● Written task:
Copy out all lines of the records in which the word "городов" appears.

● Data supplied:

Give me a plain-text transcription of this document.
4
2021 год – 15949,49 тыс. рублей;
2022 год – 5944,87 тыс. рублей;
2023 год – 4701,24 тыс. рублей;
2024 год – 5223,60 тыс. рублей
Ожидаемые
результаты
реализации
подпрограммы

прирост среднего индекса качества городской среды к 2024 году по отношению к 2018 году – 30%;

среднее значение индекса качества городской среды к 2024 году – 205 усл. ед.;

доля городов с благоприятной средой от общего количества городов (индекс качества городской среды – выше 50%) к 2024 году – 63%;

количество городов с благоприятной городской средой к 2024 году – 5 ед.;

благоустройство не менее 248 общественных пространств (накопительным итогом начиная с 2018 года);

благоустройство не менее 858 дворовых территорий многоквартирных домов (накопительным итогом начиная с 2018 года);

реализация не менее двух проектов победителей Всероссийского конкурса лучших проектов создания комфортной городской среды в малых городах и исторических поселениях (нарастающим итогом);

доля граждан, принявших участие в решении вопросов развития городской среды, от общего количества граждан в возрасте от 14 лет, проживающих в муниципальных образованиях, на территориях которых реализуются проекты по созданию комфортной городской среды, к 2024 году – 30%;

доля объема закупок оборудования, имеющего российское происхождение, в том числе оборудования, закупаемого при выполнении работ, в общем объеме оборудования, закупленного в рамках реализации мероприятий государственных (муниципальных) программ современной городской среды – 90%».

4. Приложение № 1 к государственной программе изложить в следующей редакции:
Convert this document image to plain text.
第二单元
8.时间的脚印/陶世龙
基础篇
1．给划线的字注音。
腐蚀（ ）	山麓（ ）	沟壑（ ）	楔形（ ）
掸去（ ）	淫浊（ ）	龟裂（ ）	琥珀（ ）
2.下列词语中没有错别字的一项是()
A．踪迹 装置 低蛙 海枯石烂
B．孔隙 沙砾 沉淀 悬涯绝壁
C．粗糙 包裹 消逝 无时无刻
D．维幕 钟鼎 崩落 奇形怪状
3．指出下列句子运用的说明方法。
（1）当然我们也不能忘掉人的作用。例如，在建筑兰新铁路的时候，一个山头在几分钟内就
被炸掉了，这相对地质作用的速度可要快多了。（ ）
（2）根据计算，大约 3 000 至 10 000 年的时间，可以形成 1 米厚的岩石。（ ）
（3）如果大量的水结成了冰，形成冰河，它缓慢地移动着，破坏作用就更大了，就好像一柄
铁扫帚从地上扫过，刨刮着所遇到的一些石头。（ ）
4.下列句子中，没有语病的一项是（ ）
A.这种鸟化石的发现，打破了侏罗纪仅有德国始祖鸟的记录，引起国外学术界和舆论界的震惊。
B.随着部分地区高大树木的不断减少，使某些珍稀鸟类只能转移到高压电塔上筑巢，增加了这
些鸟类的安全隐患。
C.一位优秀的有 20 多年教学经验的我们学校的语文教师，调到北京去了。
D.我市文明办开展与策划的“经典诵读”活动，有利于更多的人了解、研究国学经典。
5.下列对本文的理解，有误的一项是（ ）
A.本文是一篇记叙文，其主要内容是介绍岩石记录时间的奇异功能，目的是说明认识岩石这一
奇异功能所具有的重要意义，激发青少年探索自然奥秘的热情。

● Response below:
доля городов с благоприятной средой от общего количества городов (индекс качества городской среды – выше 50%) к 2024 году – 63%;
количество городов с благоприятной городской средой к 2024 году – 5 ед.;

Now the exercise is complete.